* _ЗАДАНИЕ 1_:
Выпишите все названия спектаклей, которые в отрывке о Миронове даны в кавычках.
* _ЗАДАНИЕ 2_:
Допишите следующую часть отрывка о Миронове, начиная сразу после его последнего предложения.

И я его привела в купе к родителям. И сразу успокоилась: я свое дело сделала. И пошла спать. А с Алексием просто случилась большая дружба, он приезжал к нам уже потом, мы встречались уже после смерти папы, я нашла неожиданно его адрес…
Так что я способствовала дружбе.
Я была зачинщиком этой поездки, я хотела ехать по пушкинским местам и твердила:
– Мне интересно все, что с Пушкиным связано, и Гейченко, личность такая потрясающая, хочу его узнать!
Ну, приехали туда. И чудно там время провели. У Гейченко все неожиданно, интересно. У него была большая коллекция книг таких миниатюрных, а на двери он вешал каждый год большой ватман, и все, кто приезжал, расписывались. Придумывали всевозможные пожелания. Сортир – такой на улице ящичек, а стоял мороз, снег лежал, так вот сортир был весь оформлен надписями, которые меня поразили. Неприличного содержания. Но я как-то очень вдохновилась, это было так здорово для меня, не неприличностью, а поэтичностью, как ни странно. Неприличия облекались в замечательную литературную форму…»
Между тем никому из родных и друзей даже в страшном сне не могла присниться мысль, что этот день рождения для Миронова последний. Ведь 46 лет! Возраст, когда к мужчине приходит зрелость, мудрость, если хотите, второе дыхание.
13 марта Миронов играл в «Бремени решений». 17-го это был «Вишневый сад». А на следующий день в Театре сатиры состоялась премьера – была показана пятая (и последняя) режиссерская работа Андрея Миронова «Тени» по М. Салтыкову-Щедрину. Кроме этого Миронов играл в «Тенях» роль статского советника Петра Сергеевича Клаверова – карьериста и подлеца с изворотливой совестью. В остальных ролях были заняты: Вера Васильева, Роман Ткачук, Зиновий Высоковский, Елена Яковлева, Юрий Васильев, Александр Левинский, Борис Плотников, Николай Пеньков, Геннадий Богданов, А. Зенин, В. Кулик, В. Завьялов, С. Чурбаков.

[Записи с рамками элементов]
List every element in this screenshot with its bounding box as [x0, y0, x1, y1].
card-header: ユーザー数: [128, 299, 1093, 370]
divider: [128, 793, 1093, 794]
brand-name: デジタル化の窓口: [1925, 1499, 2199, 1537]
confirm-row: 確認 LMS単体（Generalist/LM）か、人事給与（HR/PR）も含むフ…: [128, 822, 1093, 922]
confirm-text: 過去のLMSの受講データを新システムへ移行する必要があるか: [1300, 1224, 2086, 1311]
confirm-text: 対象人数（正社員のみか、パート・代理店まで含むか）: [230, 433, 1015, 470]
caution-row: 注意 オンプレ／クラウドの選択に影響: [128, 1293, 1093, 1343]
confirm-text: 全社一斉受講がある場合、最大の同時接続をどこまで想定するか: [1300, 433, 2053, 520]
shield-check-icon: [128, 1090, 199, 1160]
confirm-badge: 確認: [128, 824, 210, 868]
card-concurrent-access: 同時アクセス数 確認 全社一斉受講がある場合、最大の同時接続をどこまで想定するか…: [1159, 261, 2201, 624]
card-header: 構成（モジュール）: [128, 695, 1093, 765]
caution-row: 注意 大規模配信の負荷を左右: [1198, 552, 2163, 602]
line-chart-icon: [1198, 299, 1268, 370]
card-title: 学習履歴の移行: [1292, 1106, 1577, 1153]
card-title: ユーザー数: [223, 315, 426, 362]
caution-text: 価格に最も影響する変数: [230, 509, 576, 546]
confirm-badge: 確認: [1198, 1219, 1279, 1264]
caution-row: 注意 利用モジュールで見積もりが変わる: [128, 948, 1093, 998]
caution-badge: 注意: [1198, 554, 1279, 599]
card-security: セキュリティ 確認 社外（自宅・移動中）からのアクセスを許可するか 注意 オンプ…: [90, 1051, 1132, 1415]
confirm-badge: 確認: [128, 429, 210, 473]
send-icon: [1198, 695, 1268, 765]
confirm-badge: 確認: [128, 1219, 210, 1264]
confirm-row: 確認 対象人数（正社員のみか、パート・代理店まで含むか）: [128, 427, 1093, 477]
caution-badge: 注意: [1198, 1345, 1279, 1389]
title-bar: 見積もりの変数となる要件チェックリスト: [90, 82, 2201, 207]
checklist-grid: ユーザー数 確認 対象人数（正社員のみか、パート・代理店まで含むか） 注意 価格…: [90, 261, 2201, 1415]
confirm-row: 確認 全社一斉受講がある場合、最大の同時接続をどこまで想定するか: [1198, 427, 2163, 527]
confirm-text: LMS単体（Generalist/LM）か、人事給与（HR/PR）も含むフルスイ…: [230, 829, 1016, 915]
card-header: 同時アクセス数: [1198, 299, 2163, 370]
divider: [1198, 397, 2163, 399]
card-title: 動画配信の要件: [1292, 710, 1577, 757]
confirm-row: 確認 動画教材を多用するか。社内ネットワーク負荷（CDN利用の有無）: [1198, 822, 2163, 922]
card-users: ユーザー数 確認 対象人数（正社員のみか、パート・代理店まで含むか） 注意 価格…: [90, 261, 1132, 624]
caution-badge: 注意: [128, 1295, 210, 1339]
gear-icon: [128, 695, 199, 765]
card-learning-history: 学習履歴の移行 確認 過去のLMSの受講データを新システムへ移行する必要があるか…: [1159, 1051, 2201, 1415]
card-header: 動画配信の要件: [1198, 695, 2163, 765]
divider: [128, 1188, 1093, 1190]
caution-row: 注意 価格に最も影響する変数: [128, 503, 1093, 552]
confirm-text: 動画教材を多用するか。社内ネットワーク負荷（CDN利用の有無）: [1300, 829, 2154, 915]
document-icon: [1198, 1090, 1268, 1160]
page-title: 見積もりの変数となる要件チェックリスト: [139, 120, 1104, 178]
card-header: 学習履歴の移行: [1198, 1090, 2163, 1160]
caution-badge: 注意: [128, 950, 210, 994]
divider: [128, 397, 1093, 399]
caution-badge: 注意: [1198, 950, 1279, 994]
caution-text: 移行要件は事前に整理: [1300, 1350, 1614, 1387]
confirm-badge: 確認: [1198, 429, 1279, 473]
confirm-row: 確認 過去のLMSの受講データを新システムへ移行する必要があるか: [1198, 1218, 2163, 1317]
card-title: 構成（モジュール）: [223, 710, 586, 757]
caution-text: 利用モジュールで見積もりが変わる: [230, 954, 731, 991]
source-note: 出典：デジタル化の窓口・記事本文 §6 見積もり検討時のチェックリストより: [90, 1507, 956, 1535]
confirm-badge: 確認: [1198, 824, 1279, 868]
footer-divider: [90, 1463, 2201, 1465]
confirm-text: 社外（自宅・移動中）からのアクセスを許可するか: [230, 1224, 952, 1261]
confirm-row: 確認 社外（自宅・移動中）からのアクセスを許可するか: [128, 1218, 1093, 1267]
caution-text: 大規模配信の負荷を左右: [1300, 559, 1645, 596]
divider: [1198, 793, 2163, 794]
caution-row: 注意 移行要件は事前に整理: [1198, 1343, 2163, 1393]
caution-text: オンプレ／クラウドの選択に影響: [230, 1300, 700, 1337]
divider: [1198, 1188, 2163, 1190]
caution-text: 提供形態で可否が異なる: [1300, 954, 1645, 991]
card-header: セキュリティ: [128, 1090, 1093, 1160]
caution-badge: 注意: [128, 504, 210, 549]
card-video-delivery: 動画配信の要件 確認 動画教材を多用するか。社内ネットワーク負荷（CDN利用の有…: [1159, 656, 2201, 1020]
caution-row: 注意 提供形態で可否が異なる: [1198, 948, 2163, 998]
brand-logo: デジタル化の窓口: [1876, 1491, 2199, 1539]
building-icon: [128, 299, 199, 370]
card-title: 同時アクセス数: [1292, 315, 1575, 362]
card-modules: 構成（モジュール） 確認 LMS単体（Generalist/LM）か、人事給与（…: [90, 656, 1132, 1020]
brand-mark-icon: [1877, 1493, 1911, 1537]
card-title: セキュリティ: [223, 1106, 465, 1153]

* _ИТОГОВЫЙ ОТВЕТ 1_:
«Бремени решений», «Вишневый сад», «Тени».

* _ИТОГОВЫЙ ОТВЕТ 2_:
Откликаясь по горячим следам на новую работу Миронова, критик М. Мурзина писала: «В спектакле, поставленном Андреем Мироновым, главное не погоня за поверхностной и хлесткой злободневностью, а попытка вскрыть нравственный смысл пьесы… Монологом Клаверова начинается и заканчивается спектакль. Одни и те же слова о „тяжком времени“, когда старое еще не отжило, а новое не пришло на смену, когда так трудно определиться человеку, звучат у актера по-разному. В начале – как раздумье, не без искренности, как попытка высказать сокровенное. В финале – как пустая болтовня, заканчивающаяся опереточным триумфом оратора: его уносят на руках восторженные слушатели…»
А вот мнение другого критика – В. Гульченко, которое было озвучено спустя несколько лет после премьеры, когда Миронова уже не было в живых: «Андрей Миронов прочитал щедринскую пьесу как историю не только падения общественных нравов, но и оскудения человеческой души, ее оголтелой растраты по пустякам: карьера, преуспевание, захватывание и заглатывание земных радостей. Миронов попытался через весь спектакль и через роль передать прежде всего глубокую печаль, данным сюжетом лишь вдохновленную, а родившуюся (так кажется) прежде работы над „Тенями“ и простирающуюся (так думается) за ее пределы. Миронов сделал тихий спектакль.
Если выбирать между предшествующими постановками «Теней» на нашей сцене, то, конечно, эта версия дальше от прицельно бившей акимовской броскости (Н. Акимов ставил «Тени» в 1952 году. – Ф. Р.) и ближе поиску Кнебель в Театре имени Станиславского (М. Кнебель ставила «Тени» в 70-е. – Ф. Р.). Кнебель стремилась извлечь из щедринской беспощадности психологический корень, объясняющий странное поведение героев. Но примечательно, что в спектакле Миронова нет места душевным терзаниям героев в их настоящем времени. Это, скорее, сон о мрачном. Об очень мрачном. О стыдном. О неизвинительном. О портящемся климате эпохи. И еще – о предстоящих усилиях, априори тщетных: еще только выпадает чем-то поступиться, что-то пустить на продажу и в чем-то словчить, а уже ясно, что все это зря, что все это сущий тлен.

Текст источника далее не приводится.